■ **YOUR OBJECTIVE**: Give only the number of lines in the data that contain the word "наблюдалась".
------
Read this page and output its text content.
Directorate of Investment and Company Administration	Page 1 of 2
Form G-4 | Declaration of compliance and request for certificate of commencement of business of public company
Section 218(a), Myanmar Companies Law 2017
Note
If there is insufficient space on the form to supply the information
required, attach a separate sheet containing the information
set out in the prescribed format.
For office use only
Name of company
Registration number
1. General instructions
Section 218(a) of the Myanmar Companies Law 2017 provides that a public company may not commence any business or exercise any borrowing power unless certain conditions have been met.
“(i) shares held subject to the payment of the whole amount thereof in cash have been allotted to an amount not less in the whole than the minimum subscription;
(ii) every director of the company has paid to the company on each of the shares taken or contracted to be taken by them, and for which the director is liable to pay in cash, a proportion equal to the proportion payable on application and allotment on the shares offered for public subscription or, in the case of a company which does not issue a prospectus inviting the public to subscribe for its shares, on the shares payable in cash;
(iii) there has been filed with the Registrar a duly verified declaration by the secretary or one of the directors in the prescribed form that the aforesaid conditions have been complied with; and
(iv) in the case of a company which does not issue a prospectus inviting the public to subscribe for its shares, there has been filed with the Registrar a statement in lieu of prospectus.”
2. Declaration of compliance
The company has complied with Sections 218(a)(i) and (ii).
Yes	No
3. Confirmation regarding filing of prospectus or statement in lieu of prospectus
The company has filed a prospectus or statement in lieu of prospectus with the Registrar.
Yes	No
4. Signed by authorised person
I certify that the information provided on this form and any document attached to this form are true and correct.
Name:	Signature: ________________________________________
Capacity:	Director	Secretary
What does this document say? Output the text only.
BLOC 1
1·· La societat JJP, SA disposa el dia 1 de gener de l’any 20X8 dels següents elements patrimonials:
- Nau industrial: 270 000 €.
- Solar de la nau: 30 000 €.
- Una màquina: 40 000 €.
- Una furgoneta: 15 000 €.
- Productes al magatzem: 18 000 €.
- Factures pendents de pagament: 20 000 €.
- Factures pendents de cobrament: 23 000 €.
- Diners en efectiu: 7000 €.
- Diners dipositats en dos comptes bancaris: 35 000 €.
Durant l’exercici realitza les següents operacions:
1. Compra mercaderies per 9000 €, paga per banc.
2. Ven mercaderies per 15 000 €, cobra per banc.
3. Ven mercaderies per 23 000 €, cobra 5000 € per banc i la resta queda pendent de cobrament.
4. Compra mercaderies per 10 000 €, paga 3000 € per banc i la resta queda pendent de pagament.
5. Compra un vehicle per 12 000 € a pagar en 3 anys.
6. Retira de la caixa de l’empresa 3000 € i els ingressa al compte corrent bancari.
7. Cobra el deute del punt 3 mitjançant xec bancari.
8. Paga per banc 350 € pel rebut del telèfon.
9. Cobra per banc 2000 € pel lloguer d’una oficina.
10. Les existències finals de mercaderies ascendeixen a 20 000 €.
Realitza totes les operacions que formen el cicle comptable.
------
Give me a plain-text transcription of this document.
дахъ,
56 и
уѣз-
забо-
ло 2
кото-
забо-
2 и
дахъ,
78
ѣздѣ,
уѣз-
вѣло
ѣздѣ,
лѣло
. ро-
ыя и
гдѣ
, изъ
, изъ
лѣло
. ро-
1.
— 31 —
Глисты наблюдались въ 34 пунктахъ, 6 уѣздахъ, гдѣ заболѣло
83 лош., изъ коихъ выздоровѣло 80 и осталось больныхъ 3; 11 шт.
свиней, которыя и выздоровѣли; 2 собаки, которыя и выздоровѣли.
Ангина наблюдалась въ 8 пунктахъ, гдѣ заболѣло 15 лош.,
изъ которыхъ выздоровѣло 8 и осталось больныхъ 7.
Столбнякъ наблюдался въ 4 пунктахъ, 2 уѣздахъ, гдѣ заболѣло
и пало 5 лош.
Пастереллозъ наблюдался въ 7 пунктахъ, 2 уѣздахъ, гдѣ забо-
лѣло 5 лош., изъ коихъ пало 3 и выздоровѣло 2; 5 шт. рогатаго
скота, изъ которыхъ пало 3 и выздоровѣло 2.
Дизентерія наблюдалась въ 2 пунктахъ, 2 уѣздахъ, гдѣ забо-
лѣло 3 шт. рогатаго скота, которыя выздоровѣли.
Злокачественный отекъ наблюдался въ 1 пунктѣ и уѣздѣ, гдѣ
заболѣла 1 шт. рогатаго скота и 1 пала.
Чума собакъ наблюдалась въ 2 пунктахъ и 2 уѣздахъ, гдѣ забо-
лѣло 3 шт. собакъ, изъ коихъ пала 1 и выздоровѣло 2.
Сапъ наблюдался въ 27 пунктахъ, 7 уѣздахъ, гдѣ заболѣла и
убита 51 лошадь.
------
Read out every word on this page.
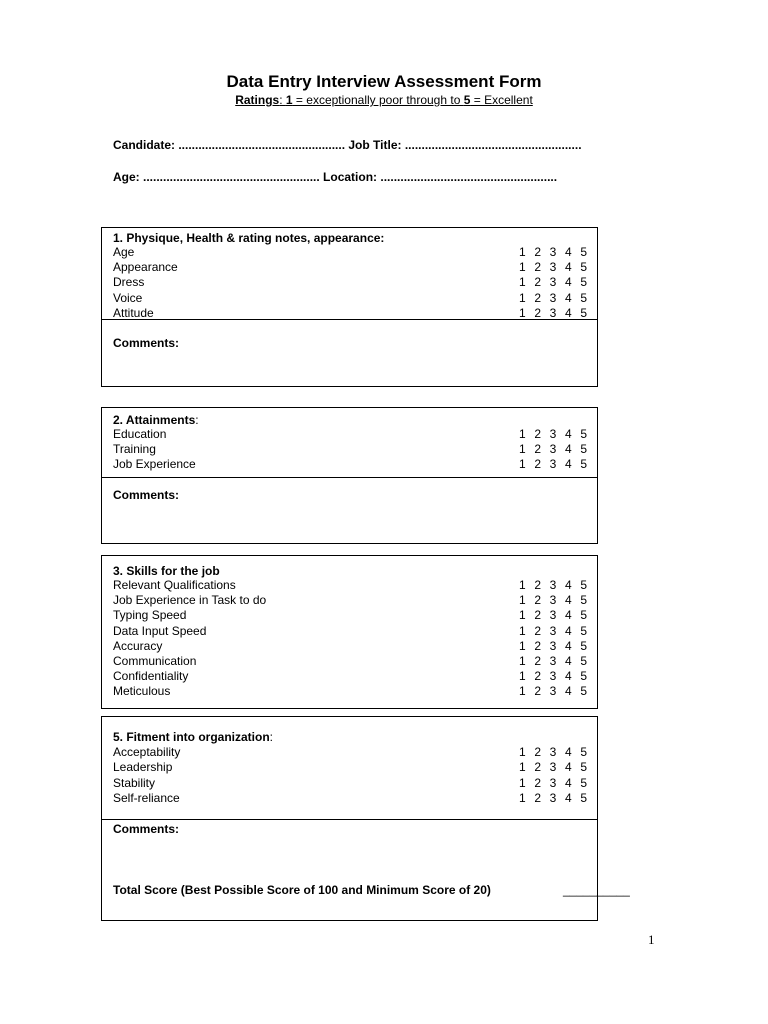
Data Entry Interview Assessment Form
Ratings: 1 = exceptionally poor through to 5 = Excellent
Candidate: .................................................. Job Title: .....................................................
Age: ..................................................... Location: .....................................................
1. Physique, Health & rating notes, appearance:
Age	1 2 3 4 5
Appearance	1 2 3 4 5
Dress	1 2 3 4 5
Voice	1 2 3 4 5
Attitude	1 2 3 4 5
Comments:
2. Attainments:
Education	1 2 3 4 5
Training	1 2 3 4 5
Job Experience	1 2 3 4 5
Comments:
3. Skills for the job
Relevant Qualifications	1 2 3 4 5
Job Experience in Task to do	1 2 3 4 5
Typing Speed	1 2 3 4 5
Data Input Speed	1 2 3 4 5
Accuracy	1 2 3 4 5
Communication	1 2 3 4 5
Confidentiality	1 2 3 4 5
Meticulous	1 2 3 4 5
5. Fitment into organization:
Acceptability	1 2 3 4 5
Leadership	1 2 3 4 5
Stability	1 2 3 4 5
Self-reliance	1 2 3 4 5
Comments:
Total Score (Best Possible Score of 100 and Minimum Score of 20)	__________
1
------
■ **REPLY**: 3